---------- Supplied information ----------
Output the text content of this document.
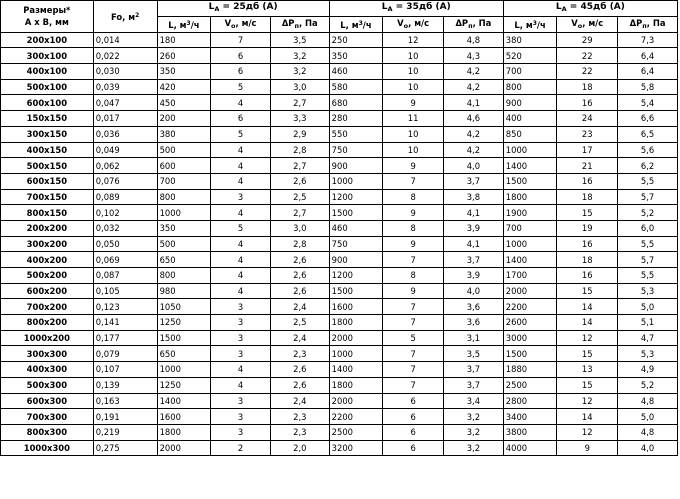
Размеры*
A x B, мм	Fo, $м^2$	$L_A = 25дб$ (A)			$L_A = 35дб$ (A)			$L_A = 45дб$ (A)		
		L, $м^3/ч$	$V_o$, м/с	$\Delta P_п$, Па	L, $м^3/ч$	$V_o$, м/с	$\Delta P_п$, Па	L, $м^3/ч$	$V_o$, м/с	$\Delta P_п$, Па
200x100	0,014	180	7	3,5	250	12	4,8	380	29	7,3
300x100	0,022	260	6	3,2	350	10	4,3	520	22	6,4
400x100	0,030	350	6	3,2	460	10	4,2	700	22	6,4
500x100	0,039	420	5	3,0	580	10	4,2	800	18	5,8
600x100	0,047	450	4	2,7	680	9	4,1	900	16	5,4
150x150	0,017	200	6	3,3	280	11	4,6	400	24	6,6
300x150	0,036	380	5	2,9	550	10	4,2	850	23	6,5
400x150	0,049	500	4	2,8	750	10	4,2	1000	17	5,6
500x150	0,062	600	4	2,7	900	9	4,0	1400	21	6,2
600x150	0,076	700	4	2,6	1000	7	3,7	1500	16	5,5
700x150	0,089	800	3	2,5	1200	8	3,8	1800	18	5,7
800x150	0,102	1000	4	2,7	1500	9	4,1	1900	15	5,2
200x200	0,032	350	5	3,0	460	8	3,9	700	19	6,0
300x200	0,050	500	4	2,8	750	9	4,1	1000	16	5,5
400x200	0,069	650	4	2,6	900	7	3,7	1400	18	5,7
500x200	0,087	800	4	2,6	1200	8	3,9	1700	16	5,5
600x200	0,105	980	4	2,6	1500	9	4,0	2000	15	5,3
700x200	0,123	1050	3	2,4	1600	7	3,6	2200	14	5,0
800x200	0,141	1250	3	2,5	1800	7	3,6	2600	14	5,1
1000x200	0,177	1500	3	2,4	2000	5	3,1	3000	12	4,7
300x300	0,079	650	3	2,3	1000	7	3,5	1500	15	5,3
400x300	0,107	1000	4	2,6	1400	7	3,7	1880	13	4,9
500x300	0,139	1250	4	2,6	1800	7	3,7	2500	15	5,2
600x300	0,163	1400	3	2,4	2000	6	3,4	2800	12	4,8
700x300	0,191	1600	3	2,3	2200	6	3,2	3400	14	5,0
800x300	0,219	1800	3	2,3	2500	6	3,2	3800	12	4,8
1000x300	0,275	2000	2	2,0	3200	6	3,2	4000	9	4,0
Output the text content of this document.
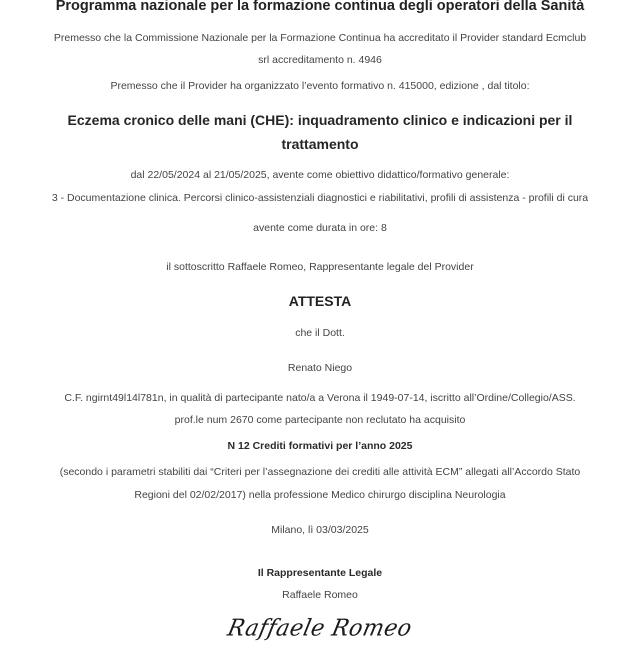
Programma nazionale per la formazione continua degli operatori della Sanità
Premesso che la Commissione Nazionale per la Formazione Continua ha accreditato il Provider standard Ecmclub
srl accreditamento n. 4946
Premesso che il Provider ha organizzato l’evento formativo n. 415000, edizione , dal titolo:
Eczema cronico delle mani (CHE): inquadramento clinico e indicazioni per il
trattamento
dal 22/05/2024 al 21/05/2025, avente come obiettivo didattico/formativo generale:
3 - Documentazione clinica. Percorsi clinico-assistenziali diagnostici e riabilitativi, profili di assistenza - profili di cura
avente come durata in ore: 8
il sottoscritto Raffaele Romeo, Rappresentante legale del Provider
ATTESTA
che il Dott.
Renato Niego
C.F. ngirnt49l14l781n, in qualità di partecipante nato/a a Verona il 1949-07-14, iscritto all’Ordine/Collegio/ASS.
prof.le num 2670 come partecipante non reclutato ha acquisito
N 12 Crediti formativi per l’anno 2025
(secondo i parametri stabiliti dai “Criteri per l’assegnazione dei crediti alle attività ECM” allegati all’Accordo Stato
Regioni del 02/02/2017) nella professione Medico chirurgo disciplina Neurologia
Milano, lì 03/03/2025
Il Rappresentante Legale
Raffaele Romeo
Raffaele Romeo
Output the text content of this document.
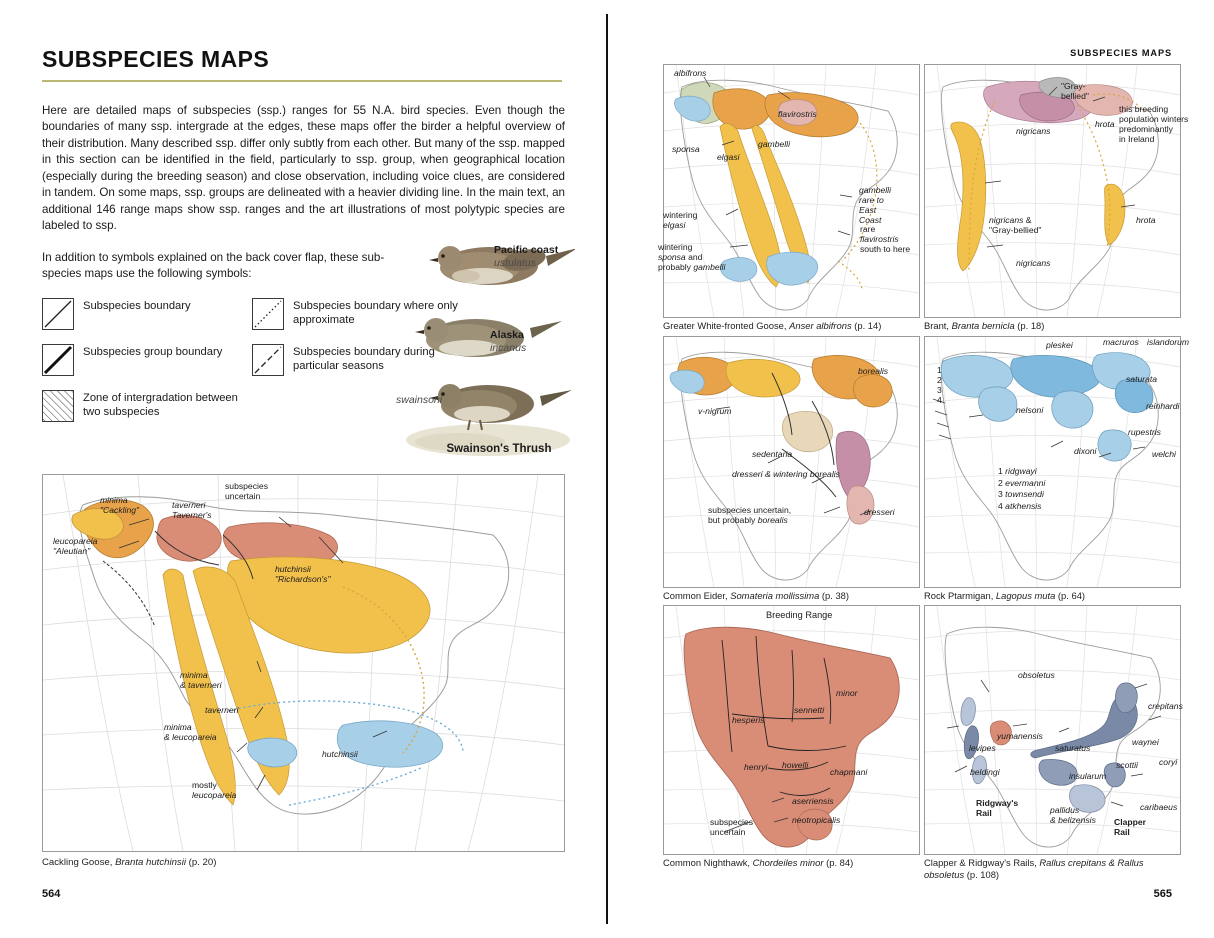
SUBSPECIES MAPS
Here are detailed maps of subspecies (ssp.) ranges for 55 N.A. bird species. Even though the boundaries of many ssp. intergrade at the edges, these maps offer the birder a helpful overview of their distribution. Many described ssp. differ only subtly from each other. But many of the ssp. mapped in this section can be identified in the field, particularly to ssp. group, when geographical location (especially during the breeding season) and close observation, including voice clues, are considered in tandem. On some maps, ssp. groups are delineated with a heavier dividing line. In the main text, an additional 146 range maps show ssp. ranges and the art illustrations of most polytypic species are labeled to ssp.
In addition to symbols explained on the back cover flap, these sub-species maps use the following symbols:
Subspecies boundary	Subspecies boundary where only approximate
Subspecies group boundary	Subspecies boundary during particular seasons
Zone of intergradation between two subspecies
Pacific coast
ustulatus
Alaska
incanus
swainsoni
Swainson's Thrush
minima
"Cackling"	taverneri
Taverner's
subspecies
uncertain
leucopareia
"Aleutian"
hutchinsii
"Richardson's"
minima
& taverneri
taverneri
minima
& leucopareia
hutchinsii
mostly
leucopareia
Cackling Goose, Branta hutchinsii (p. 20)
564
SUBSPECIES MAPS
albifrons
flavirostris
sponsa
elgasi
gambelli
gambelli
rare to
East
Coast
wintering
elgasi
wintering
sponsa and
probably gambelli
rare
flavirostris
south to here
Greater White-fronted Goose, Anser albifrons (p. 14)
"Gray-
bellied"
this breeding
population winters
predominantly
in Ireland
nigricans
hrota
hrota
nigricans &
"Gray-bellied"
nigricans
Brant, Branta bernicla (p. 18)
borealis
v-nigrum
sedentaria
dresseri & wintering borealis
subspecies uncertain,
but probably borealis
dresseri
Common Eider, Somateria mollissima (p. 38)
pleskei	macruros islandorum
saturata
reinhardi
nelsoni
rupestris
dixoni	welchi
1
2
3
4
1 ridgwayi
2 evermanni
3 townsendi
4 atkhensis
Rock Ptarmigan, Lagopus muta (p. 64)
Breeding Range
minor
sennetti
hesperis
henryi howelli
chapmani
aserriensis
neotropicalis
subspecies
uncertain
Common Nighthawk, Chordeiles minor (p. 84)
obsoletus
crepitans
yumanensis
saturatus
waynei
levipes
coryi
scottii
beldingi	insularum
Ridgway's
Rail	pallidus
& belizensis
caribaeus
Clapper
Rail
Clapper & Ridgway's Rails, Rallus crepitans & Rallus obsoletus (p. 108)
565
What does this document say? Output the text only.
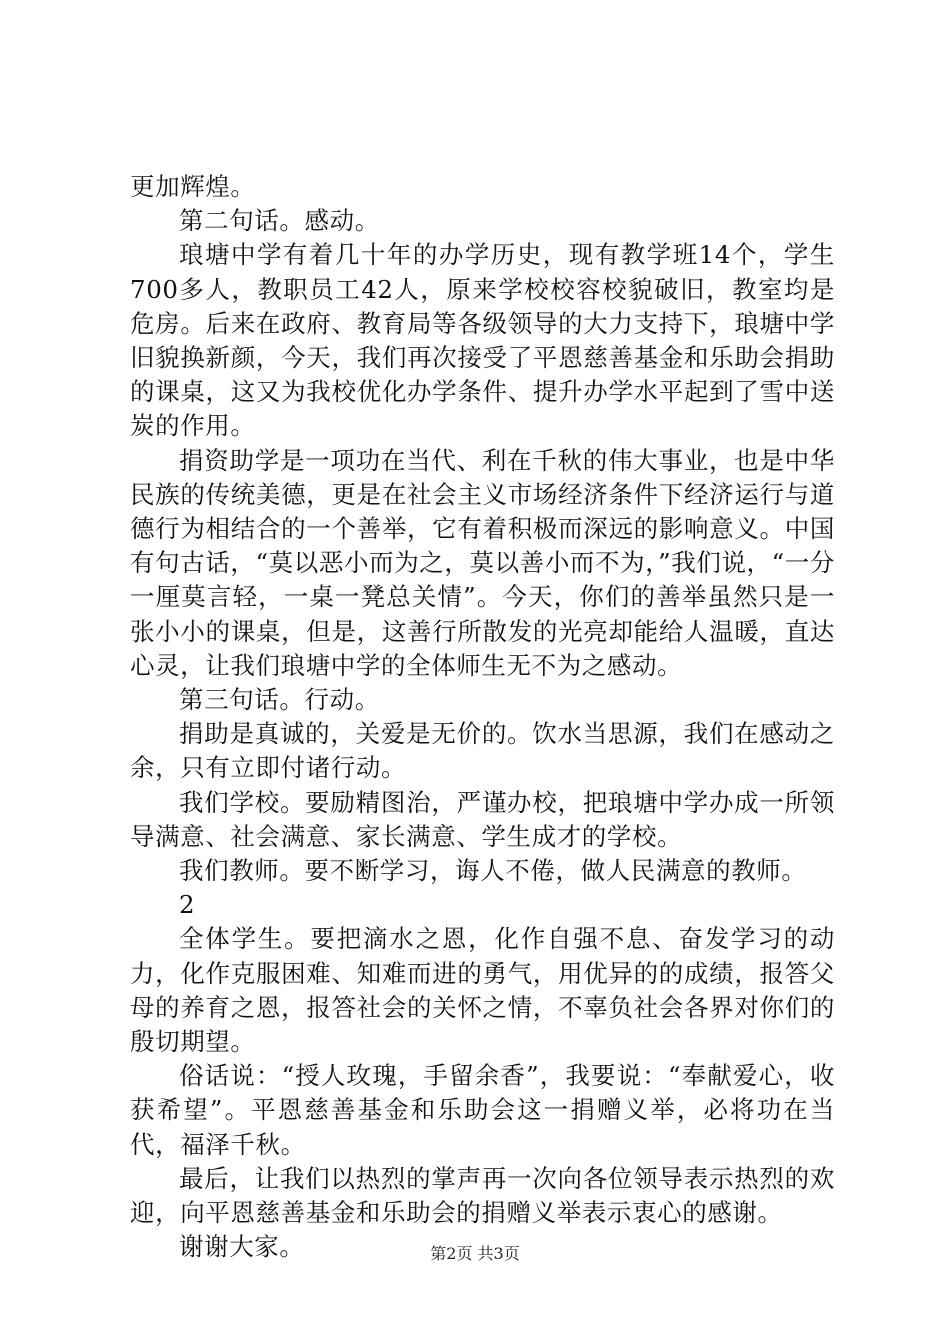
更加辉煌。

第二句话。感动。

琅塘中学有着几十年的办学历史，现有教学班14个，学生700多人，教职员工42人，原来学校校容校貌破旧，教室均是危房。后来在政府、教育局等各级领导的大力支持下，琅塘中学旧貌换新颜，今天，我们再次接受了平恩慈善基金和乐助会捐助的课桌，这又为我校优化办学条件、提升办学水平起到了雪中送炭的作用。

捐资助学是一项功在当代、利在千秋的伟大事业，也是中华民族的传统美德，更是在社会主义市场经济条件下经济运行与道德行为相结合的一个善举，它有着积极而深远的影响意义。中国有句古话，“莫以恶小而为之，莫以善小而不为，”我们说，“一分一厘莫言轻，一桌一凳总关情”。今天，你们的善举虽然只是一张小小的课桌，但是，这善行所散发的光亮却能给人温暖，直达心灵，让我们琅塘中学的全体师生无不为之感动。

第三句话。行动。

捐助是真诚的，关爱是无价的。饮水当思源，我们在感动之余，只有立即付诸行动。

我们学校。要励精图治，严谨办校，把琅塘中学办成一所领导满意、社会满意、家长满意、学生成才的学校。

我们教师。要不断学习，诲人不倦，做人民满意的教师。

2

全体学生。要把滴水之恩，化作自强不息、奋发学习的动力，化作克服困难、知难而进的勇气，用优异的的成绩，报答父母的养育之恩，报答社会的关怀之情，不辜负社会各界对你们的殷切期望。

俗话说：“授人玫瑰，手留余香”，我要说：“奉献爱心，收获希望”。平恩慈善基金和乐助会这一捐赠义举，必将功在当代，福泽千秋。

最后，让我们以热烈的掌声再一次向各位领导表示热烈的欢迎，向平恩慈善基金和乐助会的捐赠义举表示衷心的感谢。

谢谢大家。	第2页 共3页
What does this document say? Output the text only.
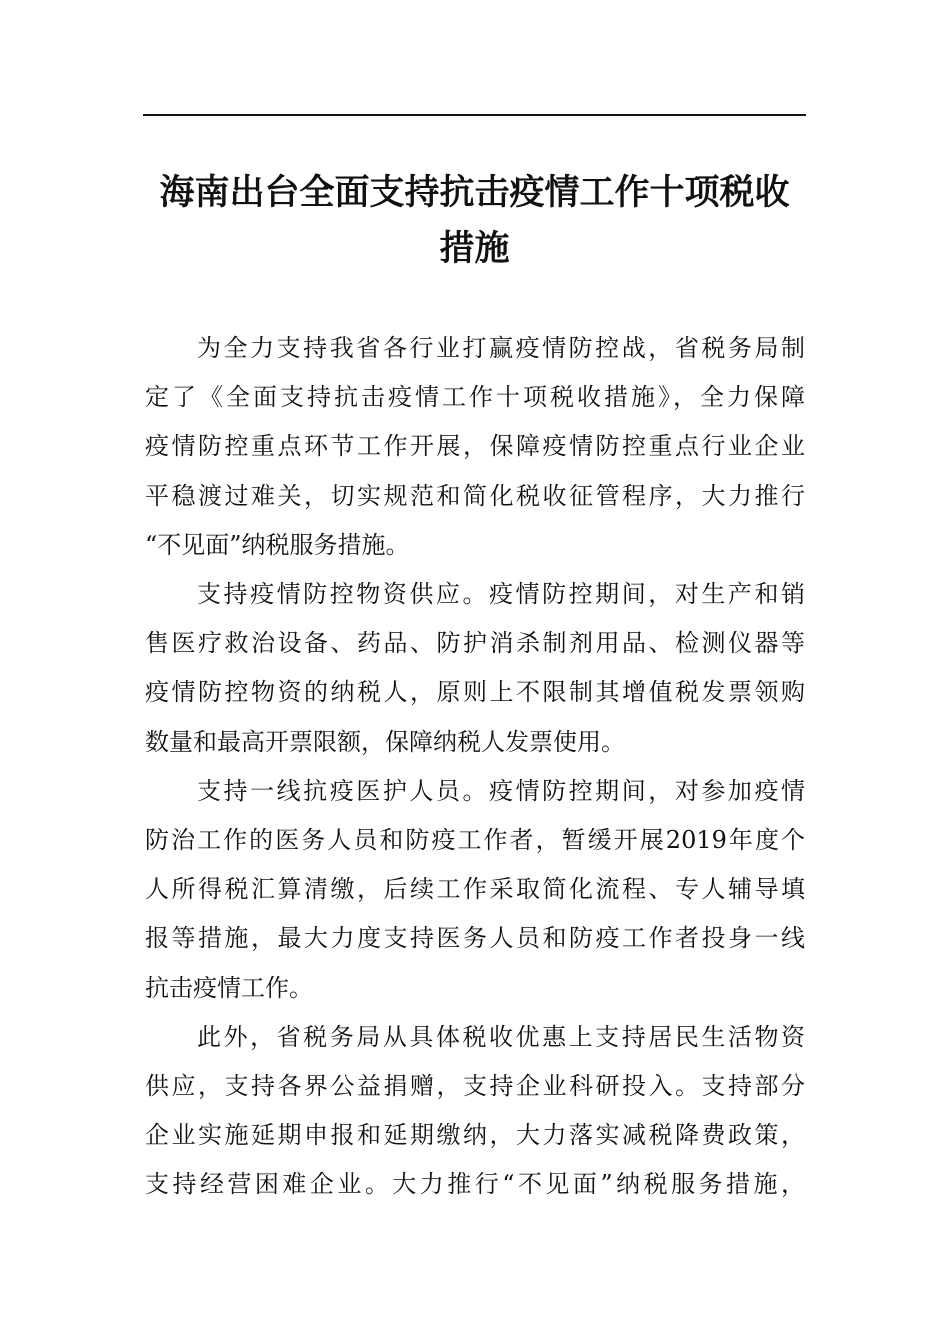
海南出台全面支持抗击疫情工作十项税收
措施

为全力支持我省各行业打赢疫情防控战，省税务局制
定了《全面支持抗击疫情工作十项税收措施》，全力保障
疫情防控重点环节工作开展，保障疫情防控重点行业企业
平稳渡过难关，切实规范和简化税收征管程序，大力推行
“不见面”纳税服务措施。

支持疫情防控物资供应。疫情防控期间，对生产和销
售医疗救治设备、药品、防护消杀制剂用品、检测仪器等
疫情防控物资的纳税人，原则上不限制其增值税发票领购
数量和最高开票限额，保障纳税人发票使用。

支持一线抗疫医护人员。疫情防控期间，对参加疫情
防治工作的医务人员和防疫工作者，暂缓开展2019年度个
人所得税汇算清缴，后续工作采取简化流程、专人辅导填
报等措施，最大力度支持医务人员和防疫工作者投身一线
抗击疫情工作。

此外，省税务局从具体税收优惠上支持居民生活物资
供应，支持各界公益捐赠，支持企业科研投入。支持部分
企业实施延期申报和延期缴纳，大力落实减税降费政策，
支持经营困难企业。大力推行“不见面”纳税服务措施，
----------
- _Your task_: Among the lines above, count those containing the word "borealis" and give nothing but the result.

- _Solution to this exercise_: 3